• [What the task requires]
In the entries below, find the lines that contain the word "JSON" and copy them.

━━━━━━

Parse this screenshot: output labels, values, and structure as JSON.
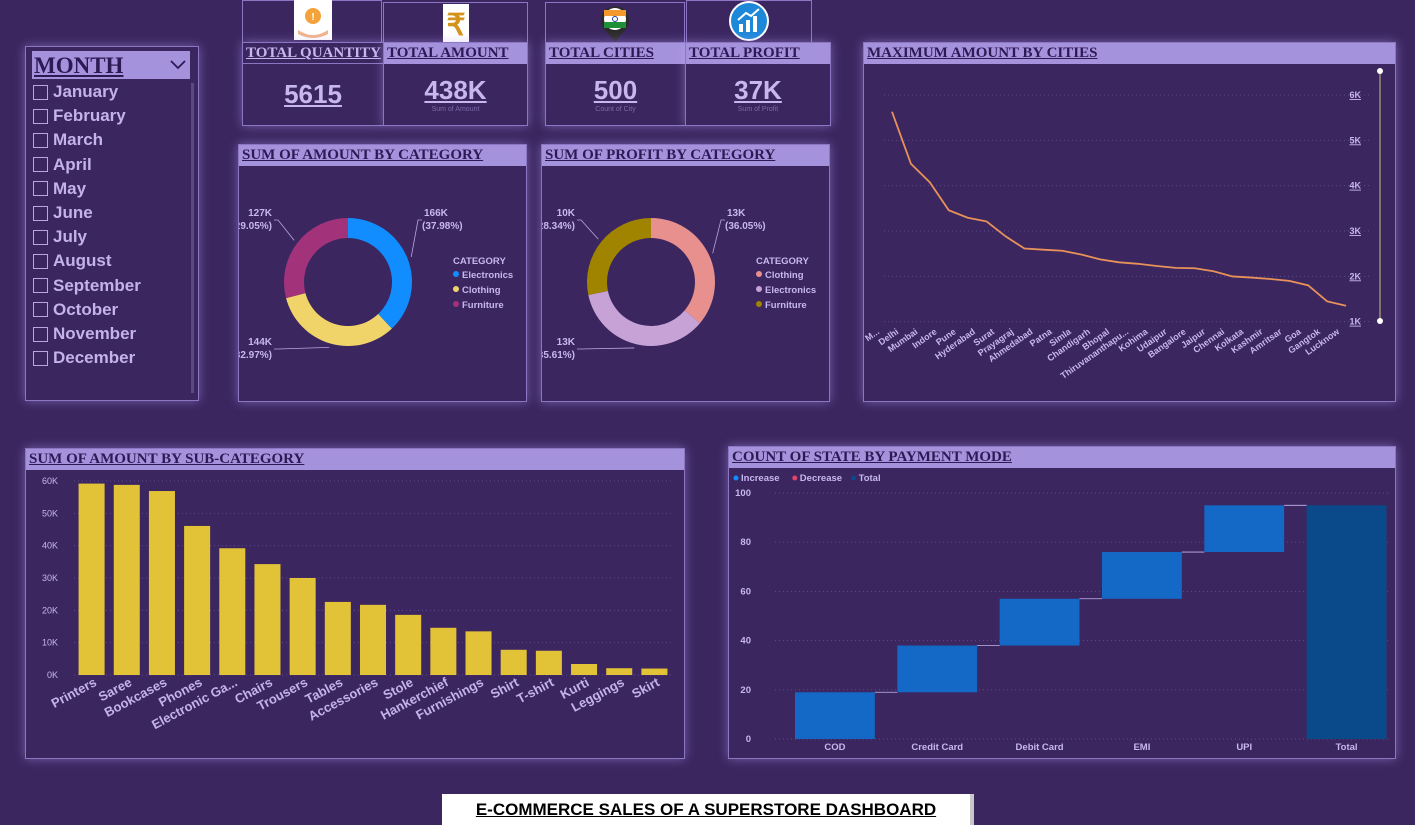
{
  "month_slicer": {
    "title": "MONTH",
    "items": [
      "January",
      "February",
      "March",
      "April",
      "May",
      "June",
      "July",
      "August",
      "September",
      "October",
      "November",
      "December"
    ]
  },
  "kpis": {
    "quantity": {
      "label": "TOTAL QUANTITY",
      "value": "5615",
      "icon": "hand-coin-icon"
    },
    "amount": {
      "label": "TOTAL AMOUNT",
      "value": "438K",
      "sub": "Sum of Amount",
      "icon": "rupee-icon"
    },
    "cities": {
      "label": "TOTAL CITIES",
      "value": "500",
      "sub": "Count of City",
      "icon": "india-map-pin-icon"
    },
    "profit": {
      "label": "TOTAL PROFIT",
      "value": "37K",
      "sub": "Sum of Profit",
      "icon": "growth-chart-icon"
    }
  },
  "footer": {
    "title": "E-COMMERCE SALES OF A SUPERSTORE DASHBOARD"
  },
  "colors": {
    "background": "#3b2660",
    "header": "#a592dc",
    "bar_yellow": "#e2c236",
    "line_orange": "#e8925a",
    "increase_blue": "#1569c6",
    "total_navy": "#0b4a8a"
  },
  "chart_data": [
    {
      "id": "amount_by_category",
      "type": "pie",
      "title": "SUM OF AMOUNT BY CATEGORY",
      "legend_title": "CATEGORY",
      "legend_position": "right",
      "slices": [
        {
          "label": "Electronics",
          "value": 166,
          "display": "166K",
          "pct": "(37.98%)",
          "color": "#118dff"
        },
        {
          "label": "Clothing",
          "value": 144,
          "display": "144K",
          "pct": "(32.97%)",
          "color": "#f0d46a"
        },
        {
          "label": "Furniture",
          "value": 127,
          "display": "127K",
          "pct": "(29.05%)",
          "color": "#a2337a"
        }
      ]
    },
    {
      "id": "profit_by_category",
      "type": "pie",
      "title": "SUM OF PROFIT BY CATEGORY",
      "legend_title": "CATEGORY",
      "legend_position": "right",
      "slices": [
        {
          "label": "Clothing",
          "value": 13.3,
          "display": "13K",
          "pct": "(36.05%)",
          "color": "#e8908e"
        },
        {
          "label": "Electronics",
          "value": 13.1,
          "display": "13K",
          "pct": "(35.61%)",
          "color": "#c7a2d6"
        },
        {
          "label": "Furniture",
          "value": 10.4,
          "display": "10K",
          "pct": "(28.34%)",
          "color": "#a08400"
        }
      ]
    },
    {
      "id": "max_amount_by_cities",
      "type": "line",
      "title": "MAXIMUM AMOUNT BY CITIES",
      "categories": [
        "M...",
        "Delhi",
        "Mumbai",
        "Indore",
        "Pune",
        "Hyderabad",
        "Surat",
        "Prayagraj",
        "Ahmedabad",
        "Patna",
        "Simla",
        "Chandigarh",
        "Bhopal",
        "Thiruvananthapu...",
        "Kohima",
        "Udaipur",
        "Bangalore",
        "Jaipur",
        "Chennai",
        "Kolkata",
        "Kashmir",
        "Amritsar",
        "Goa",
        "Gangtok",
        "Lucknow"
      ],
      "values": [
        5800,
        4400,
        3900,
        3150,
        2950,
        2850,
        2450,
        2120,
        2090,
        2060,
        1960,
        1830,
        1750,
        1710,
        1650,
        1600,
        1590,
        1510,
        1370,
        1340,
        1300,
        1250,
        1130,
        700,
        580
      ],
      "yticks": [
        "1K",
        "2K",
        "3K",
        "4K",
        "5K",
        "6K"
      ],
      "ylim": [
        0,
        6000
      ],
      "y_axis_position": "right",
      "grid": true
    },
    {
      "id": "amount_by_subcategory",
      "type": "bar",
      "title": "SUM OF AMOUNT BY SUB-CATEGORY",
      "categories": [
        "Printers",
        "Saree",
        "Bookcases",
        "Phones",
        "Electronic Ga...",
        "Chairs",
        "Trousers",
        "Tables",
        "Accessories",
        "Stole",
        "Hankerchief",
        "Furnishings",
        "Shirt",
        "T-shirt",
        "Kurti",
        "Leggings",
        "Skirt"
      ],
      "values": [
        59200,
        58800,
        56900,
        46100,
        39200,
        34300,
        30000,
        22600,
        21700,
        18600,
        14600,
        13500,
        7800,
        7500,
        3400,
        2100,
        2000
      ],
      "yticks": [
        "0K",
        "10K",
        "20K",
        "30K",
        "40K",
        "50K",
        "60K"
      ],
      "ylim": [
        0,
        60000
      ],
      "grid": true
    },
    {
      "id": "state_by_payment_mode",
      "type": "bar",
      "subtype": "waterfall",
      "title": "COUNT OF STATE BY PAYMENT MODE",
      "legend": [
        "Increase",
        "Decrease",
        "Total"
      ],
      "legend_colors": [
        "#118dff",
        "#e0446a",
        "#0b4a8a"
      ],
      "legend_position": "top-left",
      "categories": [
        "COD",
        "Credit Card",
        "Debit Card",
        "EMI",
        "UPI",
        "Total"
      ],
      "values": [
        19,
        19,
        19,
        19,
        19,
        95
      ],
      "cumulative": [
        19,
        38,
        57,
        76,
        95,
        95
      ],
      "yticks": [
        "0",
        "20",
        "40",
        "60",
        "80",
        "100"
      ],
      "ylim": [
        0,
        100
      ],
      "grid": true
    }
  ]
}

━━━━━━

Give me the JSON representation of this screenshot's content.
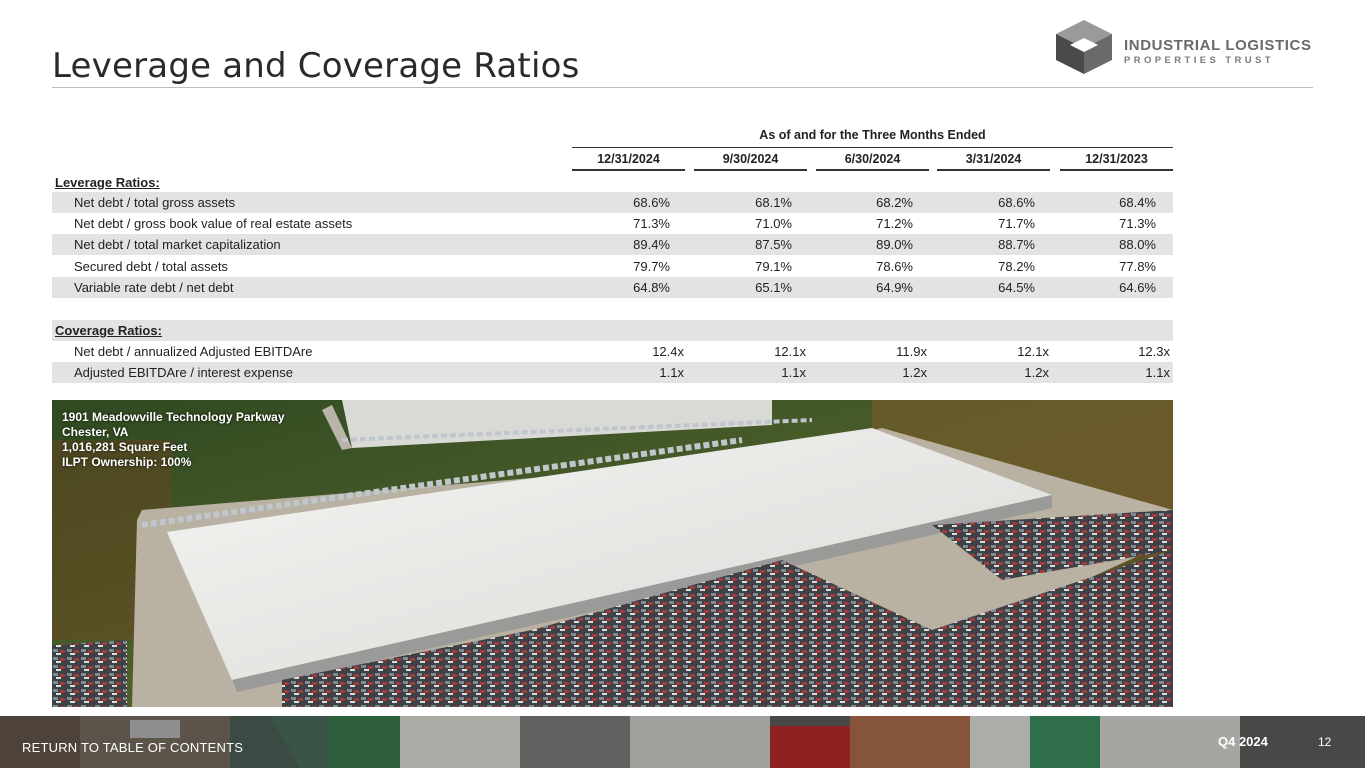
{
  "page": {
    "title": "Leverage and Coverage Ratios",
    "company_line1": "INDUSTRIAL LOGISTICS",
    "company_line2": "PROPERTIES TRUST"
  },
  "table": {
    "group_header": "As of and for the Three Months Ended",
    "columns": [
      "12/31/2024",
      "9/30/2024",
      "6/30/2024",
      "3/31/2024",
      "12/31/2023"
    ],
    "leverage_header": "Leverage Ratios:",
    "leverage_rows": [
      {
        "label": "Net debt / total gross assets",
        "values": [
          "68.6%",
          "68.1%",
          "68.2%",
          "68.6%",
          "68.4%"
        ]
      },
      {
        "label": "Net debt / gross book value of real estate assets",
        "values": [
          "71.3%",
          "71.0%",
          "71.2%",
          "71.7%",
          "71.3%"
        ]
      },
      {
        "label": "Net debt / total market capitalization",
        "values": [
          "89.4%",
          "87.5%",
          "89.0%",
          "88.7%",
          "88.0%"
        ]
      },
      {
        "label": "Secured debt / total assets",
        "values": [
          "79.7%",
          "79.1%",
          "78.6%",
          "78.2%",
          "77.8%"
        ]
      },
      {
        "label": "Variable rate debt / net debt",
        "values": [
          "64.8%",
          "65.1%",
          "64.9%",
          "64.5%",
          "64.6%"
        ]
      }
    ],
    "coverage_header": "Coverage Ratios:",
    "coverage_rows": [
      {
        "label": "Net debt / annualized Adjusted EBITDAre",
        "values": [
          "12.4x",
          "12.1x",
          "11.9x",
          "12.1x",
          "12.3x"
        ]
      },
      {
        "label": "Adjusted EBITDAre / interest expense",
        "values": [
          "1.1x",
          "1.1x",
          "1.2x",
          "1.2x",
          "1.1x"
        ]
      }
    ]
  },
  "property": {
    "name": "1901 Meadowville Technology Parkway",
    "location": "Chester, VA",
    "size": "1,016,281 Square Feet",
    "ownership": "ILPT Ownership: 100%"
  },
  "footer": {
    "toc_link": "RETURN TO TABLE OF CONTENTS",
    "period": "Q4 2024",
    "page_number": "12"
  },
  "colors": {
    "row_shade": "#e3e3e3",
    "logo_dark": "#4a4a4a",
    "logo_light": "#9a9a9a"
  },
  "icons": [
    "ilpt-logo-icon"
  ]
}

━━━━━━

• [Finished exercise]
Parse this screenshot: output labels, values, and structure as JSON.
Give me the JSON representation of this screenshot's content.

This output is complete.